Information given.
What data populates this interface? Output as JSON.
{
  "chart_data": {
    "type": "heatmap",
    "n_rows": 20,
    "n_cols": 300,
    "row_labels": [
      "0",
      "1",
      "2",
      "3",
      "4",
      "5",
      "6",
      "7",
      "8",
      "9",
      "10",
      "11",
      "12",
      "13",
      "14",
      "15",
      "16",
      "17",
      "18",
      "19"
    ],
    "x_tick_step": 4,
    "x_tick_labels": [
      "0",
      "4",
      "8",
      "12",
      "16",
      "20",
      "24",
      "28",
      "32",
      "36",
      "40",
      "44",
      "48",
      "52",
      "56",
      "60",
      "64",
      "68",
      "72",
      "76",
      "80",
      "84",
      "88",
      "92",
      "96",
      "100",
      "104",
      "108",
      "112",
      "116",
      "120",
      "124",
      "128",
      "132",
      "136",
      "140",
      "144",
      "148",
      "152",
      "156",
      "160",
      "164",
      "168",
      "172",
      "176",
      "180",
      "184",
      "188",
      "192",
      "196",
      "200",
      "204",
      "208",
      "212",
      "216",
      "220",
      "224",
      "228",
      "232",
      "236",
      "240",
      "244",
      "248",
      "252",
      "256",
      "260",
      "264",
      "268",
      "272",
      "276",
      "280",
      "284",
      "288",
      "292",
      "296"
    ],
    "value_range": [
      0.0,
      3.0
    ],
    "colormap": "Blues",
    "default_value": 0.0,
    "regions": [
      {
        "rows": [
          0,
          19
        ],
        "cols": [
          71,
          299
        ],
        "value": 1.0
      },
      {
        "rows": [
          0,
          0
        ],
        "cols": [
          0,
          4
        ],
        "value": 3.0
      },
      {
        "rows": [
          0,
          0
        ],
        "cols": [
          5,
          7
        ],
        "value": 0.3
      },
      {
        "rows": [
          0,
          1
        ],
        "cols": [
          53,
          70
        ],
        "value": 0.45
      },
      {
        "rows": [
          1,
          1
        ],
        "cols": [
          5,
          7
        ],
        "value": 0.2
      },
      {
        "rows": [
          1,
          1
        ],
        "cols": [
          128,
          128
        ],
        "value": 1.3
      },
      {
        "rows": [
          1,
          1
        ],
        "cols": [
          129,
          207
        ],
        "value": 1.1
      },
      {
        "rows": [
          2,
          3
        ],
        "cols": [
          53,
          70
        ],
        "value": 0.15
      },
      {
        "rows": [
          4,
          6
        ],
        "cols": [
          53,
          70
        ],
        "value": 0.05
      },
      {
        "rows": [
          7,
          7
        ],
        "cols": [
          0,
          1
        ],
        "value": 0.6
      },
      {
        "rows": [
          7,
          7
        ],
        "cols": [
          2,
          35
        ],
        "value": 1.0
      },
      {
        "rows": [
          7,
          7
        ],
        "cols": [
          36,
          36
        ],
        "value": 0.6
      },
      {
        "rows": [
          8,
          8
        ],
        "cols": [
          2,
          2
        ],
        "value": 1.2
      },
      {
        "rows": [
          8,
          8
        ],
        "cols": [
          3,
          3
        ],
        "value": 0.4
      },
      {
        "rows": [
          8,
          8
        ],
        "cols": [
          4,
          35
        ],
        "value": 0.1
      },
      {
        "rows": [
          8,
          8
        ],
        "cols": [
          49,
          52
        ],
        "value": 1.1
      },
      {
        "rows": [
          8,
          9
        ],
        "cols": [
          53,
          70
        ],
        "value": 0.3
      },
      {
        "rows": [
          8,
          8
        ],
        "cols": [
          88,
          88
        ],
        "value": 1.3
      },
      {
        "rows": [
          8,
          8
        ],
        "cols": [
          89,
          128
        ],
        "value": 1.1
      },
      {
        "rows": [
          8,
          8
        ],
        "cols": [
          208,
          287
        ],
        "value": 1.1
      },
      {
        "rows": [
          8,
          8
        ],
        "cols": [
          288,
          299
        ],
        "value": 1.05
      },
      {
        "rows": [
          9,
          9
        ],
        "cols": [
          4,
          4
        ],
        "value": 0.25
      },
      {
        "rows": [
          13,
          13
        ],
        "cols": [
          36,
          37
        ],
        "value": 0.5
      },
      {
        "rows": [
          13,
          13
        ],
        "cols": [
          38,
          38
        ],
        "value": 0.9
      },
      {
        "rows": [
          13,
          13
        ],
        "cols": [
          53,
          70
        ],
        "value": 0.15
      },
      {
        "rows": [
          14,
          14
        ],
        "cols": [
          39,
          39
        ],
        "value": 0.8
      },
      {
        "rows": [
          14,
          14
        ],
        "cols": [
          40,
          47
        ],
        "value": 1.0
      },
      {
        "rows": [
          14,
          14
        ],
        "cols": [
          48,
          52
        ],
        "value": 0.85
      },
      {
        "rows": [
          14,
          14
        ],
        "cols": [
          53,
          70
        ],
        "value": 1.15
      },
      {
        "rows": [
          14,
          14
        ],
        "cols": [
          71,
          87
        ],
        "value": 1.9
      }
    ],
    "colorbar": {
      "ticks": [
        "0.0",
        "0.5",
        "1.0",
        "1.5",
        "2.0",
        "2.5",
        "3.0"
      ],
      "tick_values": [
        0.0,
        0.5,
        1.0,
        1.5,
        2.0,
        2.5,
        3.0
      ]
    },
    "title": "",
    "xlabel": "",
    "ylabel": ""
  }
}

Task to carry out. Retype all of the material above with every character intact.

Written answer.
What data populates this interface? Output as JSON.
{
  "chart_data": {
    "type": "heatmap",
    "n_rows": 20,
    "n_cols": 300,
    "row_labels": [
      "0",
      "1",
      "2",
      "3",
      "4",
      "5",
      "6",
      "7",
      "8",
      "9",
      "10",
      "11",
      "12",
      "13",
      "14",
      "15",
      "16",
      "17",
      "18",
      "19"
    ],
    "x_tick_step": 4,
    "x_tick_labels": [
      "0",
      "4",
      "8",
      "12",
      "16",
      "20",
      "24",
      "28",
      "32",
      "36",
      "40",
      "44",
      "48",
      "52",
      "56",
      "60",
      "64",
      "68",
      "72",
      "76",
      "80",
      "84",
      "88",
      "92",
      "96",
      "100",
      "104",
      "108",
      "112",
      "116",
      "120",
      "124",
      "128",
      "132",
      "136",
      "140",
      "144",
      "148",
      "152",
      "156",
      "160",
      "164",
      "168",
      "172",
      "176",
      "180",
      "184",
      "188",
      "192",
      "196",
      "200",
      "204",
      "208",
      "212",
      "216",
      "220",
      "224",
      "228",
      "232",
      "236",
      "240",
      "244",
      "248",
      "252",
      "256",
      "260",
      "264",
      "268",
      "272",
      "276",
      "280",
      "284",
      "288",
      "292",
      "296"
    ],
    "value_range": [
      0.0,
      3.0
    ],
    "colormap": "Blues",
    "default_value": 0.0,
    "regions": [
      {
        "rows": [
          0,
          19
        ],
        "cols": [
          71,
          299
        ],
        "value": 1.0
      },
      {
        "rows": [
          0,
          0
        ],
        "cols": [
          0,
          4
        ],
        "value": 3.0
      },
      {
        "rows": [
          0,
          0
        ],
        "cols": [
          5,
          7
        ],
        "value": 0.3
      },
      {
        "rows": [
          0,
          1
        ],
        "cols": [
          53,
          70
        ],
        "value": 0.45
      },
      {
        "rows": [
          1,
          1
        ],
        "cols": [
          5,
          7
        ],
        "value": 0.2
      },
      {
        "rows": [
          1,
          1
        ],
        "cols": [
          128,
          128
        ],
        "value": 1.3
      },
      {
        "rows": [
          1,
          1
        ],
        "cols": [
          129,
          207
        ],
        "value": 1.1
      },
      {
        "rows": [
          2,
          3
        ],
        "cols": [
          53,
          70
        ],
        "value": 0.15
      },
      {
        "rows": [
          4,
          6
        ],
        "cols": [
          53,
          70
        ],
        "value": 0.05
      },
      {
        "rows": [
          7,
          7
        ],
        "cols": [
          0,
          1
        ],
        "value": 0.6
      },
      {
        "rows": [
          7,
          7
        ],
        "cols": [
          2,
          35
        ],
        "value": 1.0
      },
      {
        "rows": [
          7,
          7
        ],
        "cols": [
          36,
          36
        ],
        "value": 0.6
      },
      {
        "rows": [
          8,
          8
        ],
        "cols": [
          2,
          2
        ],
        "value": 1.2
      },
      {
        "rows": [
          8,
          8
        ],
        "cols": [
          3,
          3
        ],
        "value": 0.4
      },
      {
        "rows": [
          8,
          8
        ],
        "cols": [
          4,
          35
        ],
        "value": 0.1
      },
      {
        "rows": [
          8,
          8
        ],
        "cols": [
          49,
          52
        ],
        "value": 1.1
      },
      {
        "rows": [
          8,
          9
        ],
        "cols": [
          53,
          70
        ],
        "value": 0.3
      },
      {
        "rows": [
          8,
          8
        ],
        "cols": [
          88,
          88
        ],
        "value": 1.3
      },
      {
        "rows": [
          8,
          8
        ],
        "cols": [
          89,
          128
        ],
        "value": 1.1
      },
      {
        "rows": [
          8,
          8
        ],
        "cols": [
          208,
          287
        ],
        "value": 1.1
      },
      {
        "rows": [
          8,
          8
        ],
        "cols": [
          288,
          299
        ],
        "value": 1.05
      },
      {
        "rows": [
          9,
          9
        ],
        "cols": [
          4,
          4
        ],
        "value": 0.25
      },
      {
        "rows": [
          13,
          13
        ],
        "cols": [
          36,
          37
        ],
        "value": 0.5
      },
      {
        "rows": [
          13,
          13
        ],
        "cols": [
          38,
          38
        ],
        "value": 0.9
      },
      {
        "rows": [
          13,
          13
        ],
        "cols": [
          53,
          70
        ],
        "value": 0.15
      },
      {
        "rows": [
          14,
          14
        ],
        "cols": [
          39,
          39
        ],
        "value": 0.8
      },
      {
        "rows": [
          14,
          14
        ],
        "cols": [
          40,
          47
        ],
        "value": 1.0
      },
      {
        "rows": [
          14,
          14
        ],
        "cols": [
          48,
          52
        ],
        "value": 0.85
      },
      {
        "rows": [
          14,
          14
        ],
        "cols": [
          53,
          70
        ],
        "value": 1.15
      },
      {
        "rows": [
          14,
          14
        ],
        "cols": [
          71,
          87
        ],
        "value": 1.9
      }
    ],
    "colorbar": {
      "ticks": [
        "0.0",
        "0.5",
        "1.0",
        "1.5",
        "2.0",
        "2.5",
        "3.0"
      ],
      "tick_values": [
        0.0,
        0.5,
        1.0,
        1.5,
        2.0,
        2.5,
        3.0
      ]
    },
    "title": "",
    "xlabel": "",
    "ylabel": ""
  }
}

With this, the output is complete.